**What you have to do**
Reproduce the lines of the records below, from the line that contains "y-tick-label: 30 — [122, 291, 141, 309]" through the line that contains "chart-title: ANAB — [593, 33, 638, 52]", including both of those lines, and nothing else.

------ Listed entries ------

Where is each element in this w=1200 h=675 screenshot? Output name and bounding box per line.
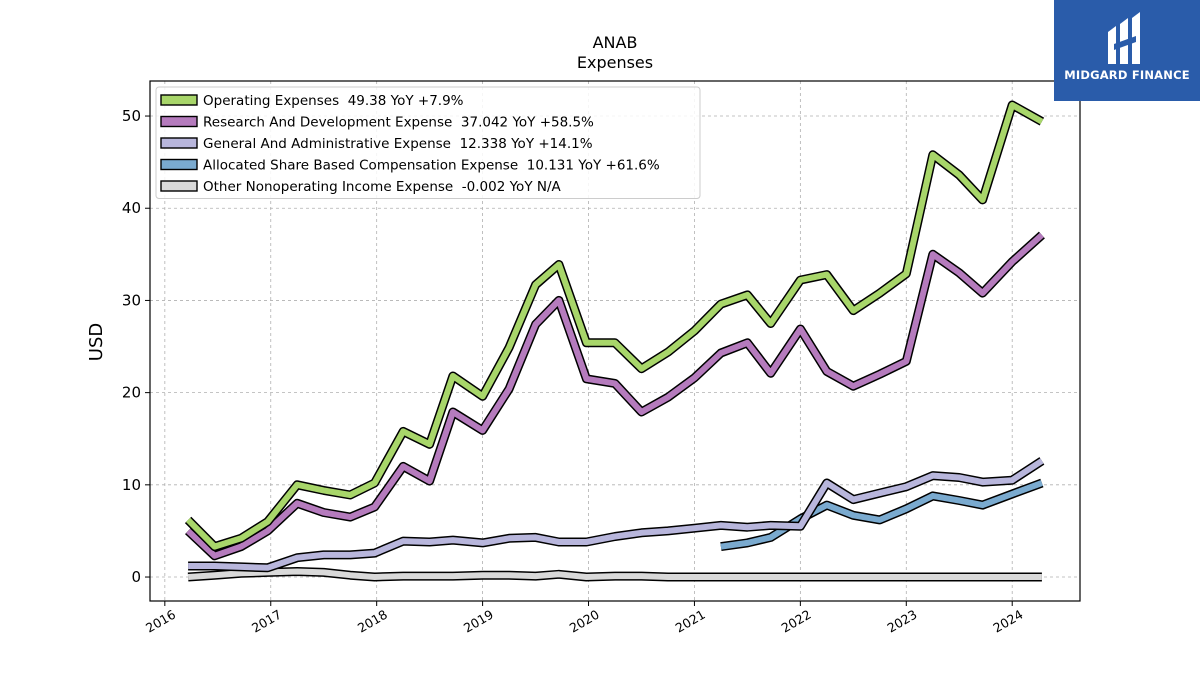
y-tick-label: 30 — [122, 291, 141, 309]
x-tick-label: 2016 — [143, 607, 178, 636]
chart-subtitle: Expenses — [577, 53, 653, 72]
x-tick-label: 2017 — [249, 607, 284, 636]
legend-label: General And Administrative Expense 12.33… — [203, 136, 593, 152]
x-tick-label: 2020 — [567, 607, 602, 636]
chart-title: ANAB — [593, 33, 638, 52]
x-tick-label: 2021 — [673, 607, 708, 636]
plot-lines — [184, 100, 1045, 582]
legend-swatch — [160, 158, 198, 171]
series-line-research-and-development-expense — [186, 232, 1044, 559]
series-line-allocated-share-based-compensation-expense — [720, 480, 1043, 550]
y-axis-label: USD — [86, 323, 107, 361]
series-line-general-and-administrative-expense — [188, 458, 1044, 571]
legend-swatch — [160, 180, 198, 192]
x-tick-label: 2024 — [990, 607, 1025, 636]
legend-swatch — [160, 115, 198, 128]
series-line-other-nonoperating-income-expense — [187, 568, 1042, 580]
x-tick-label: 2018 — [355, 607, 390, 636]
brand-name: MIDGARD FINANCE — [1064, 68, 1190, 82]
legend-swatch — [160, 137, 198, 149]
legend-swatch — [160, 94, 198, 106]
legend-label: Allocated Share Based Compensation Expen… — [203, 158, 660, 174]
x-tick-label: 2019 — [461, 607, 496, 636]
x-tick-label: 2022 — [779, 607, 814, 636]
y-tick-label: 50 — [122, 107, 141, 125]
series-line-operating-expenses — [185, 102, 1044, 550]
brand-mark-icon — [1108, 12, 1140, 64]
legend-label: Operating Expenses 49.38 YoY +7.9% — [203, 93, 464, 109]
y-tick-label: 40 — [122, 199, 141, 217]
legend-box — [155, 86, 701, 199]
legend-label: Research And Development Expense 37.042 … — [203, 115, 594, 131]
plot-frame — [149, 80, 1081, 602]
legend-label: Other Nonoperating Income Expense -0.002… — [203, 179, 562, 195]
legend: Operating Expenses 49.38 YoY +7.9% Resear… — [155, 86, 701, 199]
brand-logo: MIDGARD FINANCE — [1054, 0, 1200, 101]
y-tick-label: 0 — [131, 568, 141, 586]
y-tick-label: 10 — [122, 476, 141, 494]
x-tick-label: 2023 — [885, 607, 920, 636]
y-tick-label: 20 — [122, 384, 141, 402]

------

**In response**
y-tick-label: 30 — [122, 291, 141, 309]
x-tick-label: 2016 — [143, 607, 178, 636]
chart-subtitle: Expenses — [577, 53, 653, 72]
x-tick-label: 2017 — [249, 607, 284, 636]
legend-label: General And Administrative Expense 12.33… — [203, 136, 593, 152]
x-tick-label: 2020 — [567, 607, 602, 636]
chart-title: ANAB — [593, 33, 638, 52]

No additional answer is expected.